◆ **Arbeitsauftrag**: Setze den Lesetext über Volker Sielaffs Gedichte nach seinem letzten Satz fort.
::: Lesetext :::
Im fünften und vorletzten Kapitel Opel Kapitän scheinen Kindheitserinnerungen auf, die freilich wiederum ostentativ literarisch bearbeitet werden – die bereits erwähnte Distanz zwischen Autor und Publikum wird aufrechterhalten. So schließt etwa das Titelgedicht, eine Aufzählung von Dingen, die es im elterlichen DDR-Haushalt gegeben habe, mit den Worten:

Ich habe mir dieses Gedicht
nicht ausgedacht.
Nur der Opel Kapitän
ist gelogen.

Gleichzeitig hinterfragt Volker Sielaff listig die Verklärung durch das Erinnern, den Verformungseffekt der Zeit durch das verarbeitende Wieder-Aufrufen. Und doch kann er, aus der Distanz der dritten Person letztlich auf sich selbst blickend, Camus‘ Sisyphos paraphrasieren:

Einer
Er hat kein Telefon. Er hat auch keinen Computer.
::: Bereitgestellte Daten :::
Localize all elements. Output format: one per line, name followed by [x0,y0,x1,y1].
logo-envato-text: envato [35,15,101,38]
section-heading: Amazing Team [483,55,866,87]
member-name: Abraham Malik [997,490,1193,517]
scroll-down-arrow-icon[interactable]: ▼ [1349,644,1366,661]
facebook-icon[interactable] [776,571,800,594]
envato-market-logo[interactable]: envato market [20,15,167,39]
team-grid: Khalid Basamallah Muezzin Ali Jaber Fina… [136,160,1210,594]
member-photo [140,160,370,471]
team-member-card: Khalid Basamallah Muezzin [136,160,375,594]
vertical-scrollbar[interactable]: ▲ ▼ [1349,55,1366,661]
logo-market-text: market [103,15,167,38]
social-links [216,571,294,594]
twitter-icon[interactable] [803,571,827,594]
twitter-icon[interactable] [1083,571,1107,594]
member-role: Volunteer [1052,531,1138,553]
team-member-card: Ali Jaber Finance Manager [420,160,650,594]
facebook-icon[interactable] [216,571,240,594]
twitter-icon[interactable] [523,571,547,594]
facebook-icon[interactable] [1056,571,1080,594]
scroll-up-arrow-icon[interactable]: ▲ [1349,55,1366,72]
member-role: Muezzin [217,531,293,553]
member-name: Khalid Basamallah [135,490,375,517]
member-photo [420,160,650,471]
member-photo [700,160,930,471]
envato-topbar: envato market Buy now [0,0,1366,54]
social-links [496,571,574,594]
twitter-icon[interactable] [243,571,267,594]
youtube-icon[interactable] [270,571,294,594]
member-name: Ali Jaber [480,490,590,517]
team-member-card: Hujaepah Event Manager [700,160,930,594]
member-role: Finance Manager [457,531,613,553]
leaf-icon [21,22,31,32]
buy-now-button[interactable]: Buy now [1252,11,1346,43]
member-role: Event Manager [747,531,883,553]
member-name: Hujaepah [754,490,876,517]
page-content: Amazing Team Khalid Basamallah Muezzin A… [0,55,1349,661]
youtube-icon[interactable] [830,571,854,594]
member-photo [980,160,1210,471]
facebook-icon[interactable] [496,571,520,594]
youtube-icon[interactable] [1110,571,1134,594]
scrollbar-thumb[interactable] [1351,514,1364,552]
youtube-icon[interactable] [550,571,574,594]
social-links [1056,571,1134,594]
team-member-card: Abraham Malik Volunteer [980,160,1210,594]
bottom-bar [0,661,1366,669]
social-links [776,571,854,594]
:::
◆ **Lösung der Übung**:
Er muss einem wohl erscheinen als ein glücklicher Mensch.

Dieses implizite „Es war nicht alles schlecht“ mündet abrundend in den letzten Kreis von kurzen Gedichten, betitelt mit Die Geschenke. Volker Sielaff reflektiert in ihnen – einerseits – besondere Momente; eine Feier des Augenblicks, jener Magie, die bei aller Gebautheit von literarischen Hervorbringungen doch immer wieder ausschlaggebend wirkt für deren Entstehen. Die anderen Geschenke beziehen sich, etwa in eingedampften Künstlerbiografien, in geradezu dichotomischer Weise auf das Große und Ganze, den Weitwinkelblick auf das Leben. Und so kommt der Dichter in den letzten Versen des Bandes zu der dann nicht mehr ganz so erstaunlichen Synthese, welche den Sisyphos im Geiste wiederaufnimmt und letztlich auch das Schreiben selbst infrage stellt, der Existenz als solcher das Wort redet:

Naturgedicht
Du sollst die Welt
nicht beglücken.
Nimm lieber
den Holzweg
hinunter
zum Fluss,
atme ein
und dann
wieder aus.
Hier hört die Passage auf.